Problem set —
**a)** Answer these from the Hill biography:
(i) Which school did Hill attend from 1928 to 1931?
(ii) What prize was he awarded in 1937?
(iii) Who declared the Party illegal in April 1940?
**b)** Retype the Hill biography word for word, everything from "Hill did his" down to "Australian Workers Union.".

Quoted text —
((
Born Edward Fowler Hill at Mildura, he lived most of his life in Melbourne where he assumed positions of leadership in the Communist Party of Australia (CPA) and the Communist Party of Australia (Marxist-Leninist).

Hill was raised within a petty-bourgeois class environment, his father being a teacher in rural Victoria.  As a young teenager he saw the ugly impact of the Depression on working class and poor farmer families, and began to question the cause of it all. While still at school he developed a strong interest in social problems. He attended Essendon High School from 1928-1931 and studied the Articled Clerk’s course at Melbourne University from 1933-1937.

Hill was regarded as an outstanding student.  In 1933 he was awarded the Harry Emmerton Scholarship in Constitutional Law and Legal History; in 1934 he gained First Class Honours and the Exhibition in Contract; in 1936 he was awarded the Bowen Prize for English Essay and in 1937 the Supreme Court Prize.

In 1935 Hill had an article on the Crimes Act published in the Oct-Dec issue of Proletariat, organ of the Melbourne University Labour Club. The Commonwealth Government was intending to declare both the Communist Party and the Friends of the Soviet Union unlawful under the Act. Citing the success of mass action by the people in freeing imprisoned Czech anti-fascist Egon Kisch, Hill declared that “mass action will secure the repeal of this measure”.  It was an early statement of his refusal to rely on legal and parliamentary measures to fight reactionary attacks on the people. In 1933-4 he was an active member of the Clerks Union and by 1936 was a member of the CPA.

Hill did his articles on a part-time basis with law firm Slater and Gordon and was admitted to the bar in September 1938.  In 1939 he resigned from the Party to contest the Victorian seat of Essendon for the Australian Labor Party (ALP).  That experience convinced him that the ALP had no answer to the problems of capitalist society, and three months later he re-joined the CPA.

In 1938 he joined Jack Lazarus, another Communist lawyer, and together they were retained to do the legal work of the Victorian Branch of the Australian Workers Union.

In September 1939 Hill was asked by Hugh Gordon to re-join Slater and Gordon as a partner to because Gordon had decided to enlist.  Gordon was subsequently killed in action.

A Victoria Police Special Branch report compiled by Detective Constable Coady on June 28, 1940 reported that Hill “is personally popular in the profession and regarded as a capable solicitor.”

Communist publications were subject to censorship from September 1939.  This affected Hill as a developing writer of Party material against appeasement, the “phoney war” period and for people’s rights, and Hill was active in the fight against the Party’s illegality which was declared by Prime Minister Menzies in April 1940.  Illegality was maintained even after Menzies’ defeat by the ALP and Curtin until March 1943, providing Hill and other Communists with rich experience in carrying out Party work under oppressive conditions.
))
Source excerpt —
((
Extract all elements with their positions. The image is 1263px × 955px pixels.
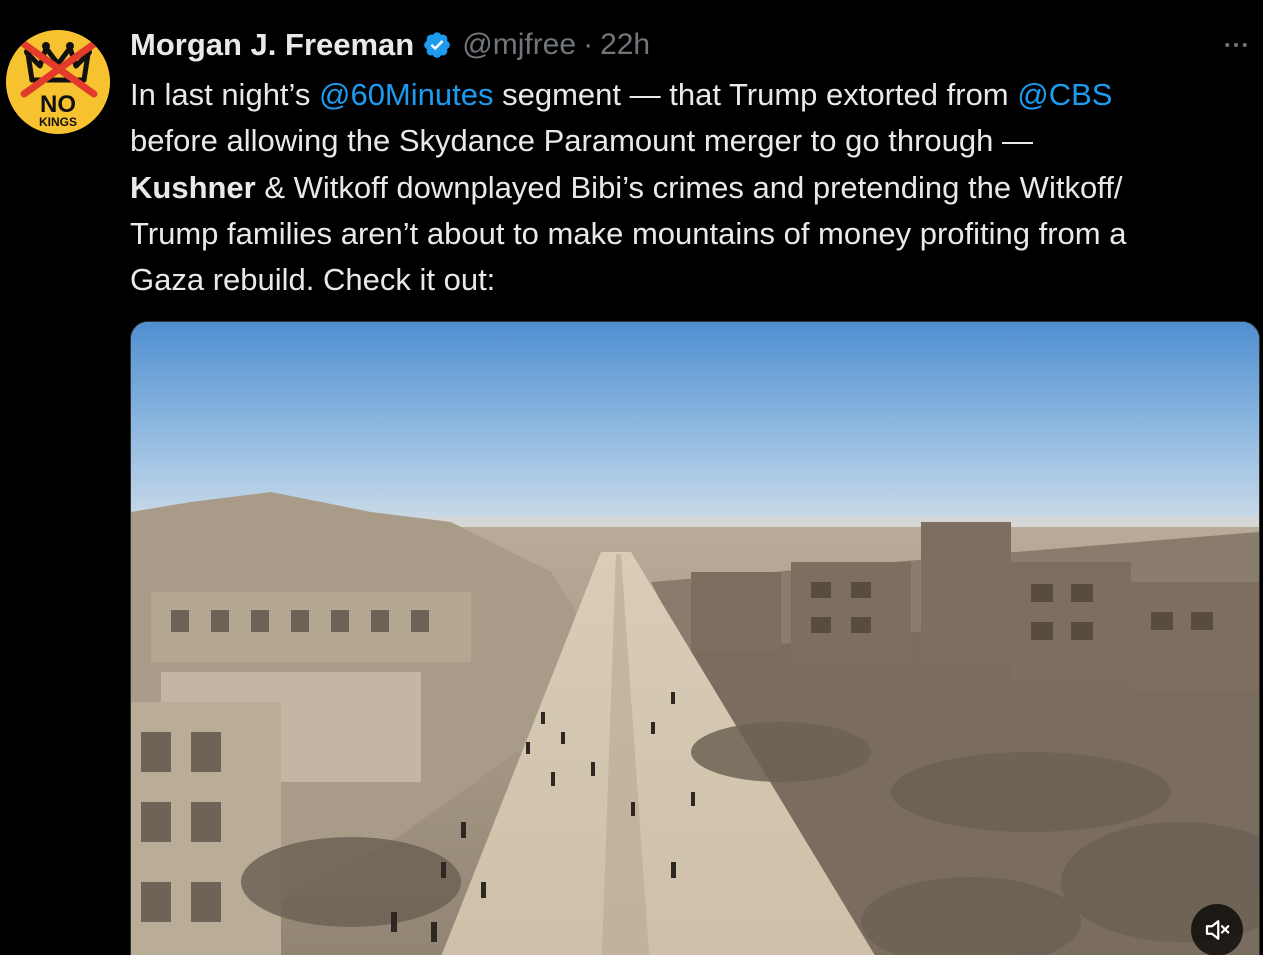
))
Answers given —
**a)**
(i) Essendon High School
(ii) The Supreme Court Prize
(iii) Prime Minister Menzies

**b)**
Hill did his articles on a part-time basis with law firm Slater and Gordon and was admitted to the bar in September 1938.  In 1939 he resigned from the Party to contest the Victorian seat of Essendon for the Australian Labor Party (ALP).  That experience convinced him that the ALP had no answer to the problems of capitalist society, and three months later he re-joined the CPA.

In 1938 he joined Jack Lazarus, another Communist lawyer, and together they were retained to do the legal work of the Victorian Branch of the Australian Workers Union.